— Request —
Would you write out the entries below, every one of them, exactly?

— Data records —
********************

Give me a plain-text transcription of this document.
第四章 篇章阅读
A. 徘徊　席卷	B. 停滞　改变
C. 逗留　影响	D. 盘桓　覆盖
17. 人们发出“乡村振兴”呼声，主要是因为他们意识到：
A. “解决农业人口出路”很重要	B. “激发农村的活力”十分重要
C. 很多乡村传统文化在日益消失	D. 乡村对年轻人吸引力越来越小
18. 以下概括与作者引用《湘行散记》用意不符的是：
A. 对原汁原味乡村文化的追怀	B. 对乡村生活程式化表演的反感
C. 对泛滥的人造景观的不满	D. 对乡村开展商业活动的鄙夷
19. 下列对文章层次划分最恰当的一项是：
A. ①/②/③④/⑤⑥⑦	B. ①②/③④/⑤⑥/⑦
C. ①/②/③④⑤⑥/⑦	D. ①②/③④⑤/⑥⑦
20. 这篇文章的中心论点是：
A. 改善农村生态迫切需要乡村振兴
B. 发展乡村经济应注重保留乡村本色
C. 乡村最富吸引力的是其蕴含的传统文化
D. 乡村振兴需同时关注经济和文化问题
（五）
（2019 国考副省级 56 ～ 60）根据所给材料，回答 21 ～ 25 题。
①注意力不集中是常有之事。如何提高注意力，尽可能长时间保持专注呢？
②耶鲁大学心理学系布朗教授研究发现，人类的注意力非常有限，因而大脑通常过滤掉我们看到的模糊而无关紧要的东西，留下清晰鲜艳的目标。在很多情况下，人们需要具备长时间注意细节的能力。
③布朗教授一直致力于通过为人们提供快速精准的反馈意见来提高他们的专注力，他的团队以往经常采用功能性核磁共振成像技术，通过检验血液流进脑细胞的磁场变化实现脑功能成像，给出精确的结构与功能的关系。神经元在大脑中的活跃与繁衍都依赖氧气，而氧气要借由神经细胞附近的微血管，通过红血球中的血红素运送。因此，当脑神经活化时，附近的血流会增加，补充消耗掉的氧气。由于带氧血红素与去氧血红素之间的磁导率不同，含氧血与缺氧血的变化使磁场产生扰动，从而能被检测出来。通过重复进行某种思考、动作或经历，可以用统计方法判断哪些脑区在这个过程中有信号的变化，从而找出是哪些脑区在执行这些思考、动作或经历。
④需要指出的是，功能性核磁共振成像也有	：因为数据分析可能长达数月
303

********************

— The completed task —
Give me a plain-text transcription of this document.
第四章 篇章阅读
A. 徘徊　席卷	B. 停滞　改变
C. 逗留　影响	D. 盘桓　覆盖
17. 人们发出“乡村振兴”呼声，主要是因为他们意识到：
A. “解决农业人口出路”很重要	B. “激发农村的活力”十分重要
C. 很多乡村传统文化在日益消失	D. 乡村对年轻人吸引力越来越小
18. 以下概括与作者引用《湘行散记》用意不符的是：
A. 对原汁原味乡村文化的追怀	B. 对乡村生活程式化表演的反感
C. 对泛滥的人造景观的不满	D. 对乡村开展商业活动的鄙夷
19. 下列对文章层次划分最恰当的一项是：
A. ①/②/③④/⑤⑥⑦	B. ①②/③④/⑤⑥/⑦
C. ①/②/③④⑤⑥/⑦	D. ①②/③④⑤/⑥⑦
20. 这篇文章的中心论点是：
A. 改善农村生态迫切需要乡村振兴
B. 发展乡村经济应注重保留乡村本色
C. 乡村最富吸引力的是其蕴含的传统文化
D. 乡村振兴需同时关注经济和文化问题
（五）
（2019 国考副省级 56 ～ 60）根据所给材料，回答 21 ～ 25 题。
①注意力不集中是常有之事。如何提高注意力，尽可能长时间保持专注呢？
②耶鲁大学心理学系布朗教授研究发现，人类的注意力非常有限，因而大脑通常过滤掉我们看到的模糊而无关紧要的东西，留下清晰鲜艳的目标。在很多情况下，人们需要具备长时间注意细节的能力。
③布朗教授一直致力于通过为人们提供快速精准的反馈意见来提高他们的专注力，他的团队以往经常采用功能性核磁共振成像技术，通过检验血液流进脑细胞的磁场变化实现脑功能成像，给出精确的结构与功能的关系。神经元在大脑中的活跃与繁衍都依赖氧气，而氧气要借由神经细胞附近的微血管，通过红血球中的血红素运送。因此，当脑神经活化时，附近的血流会增加，补充消耗掉的氧气。由于带氧血红素与去氧血红素之间的磁导率不同，含氧血与缺氧血的变化使磁场产生扰动，从而能被检测出来。通过重复进行某种思考、动作或经历，可以用统计方法判断哪些脑区在这个过程中有信号的变化，从而找出是哪些脑区在执行这些思考、动作或经历。
④需要指出的是，功能性核磁共振成像也有	：因为数据分析可能长达数月
303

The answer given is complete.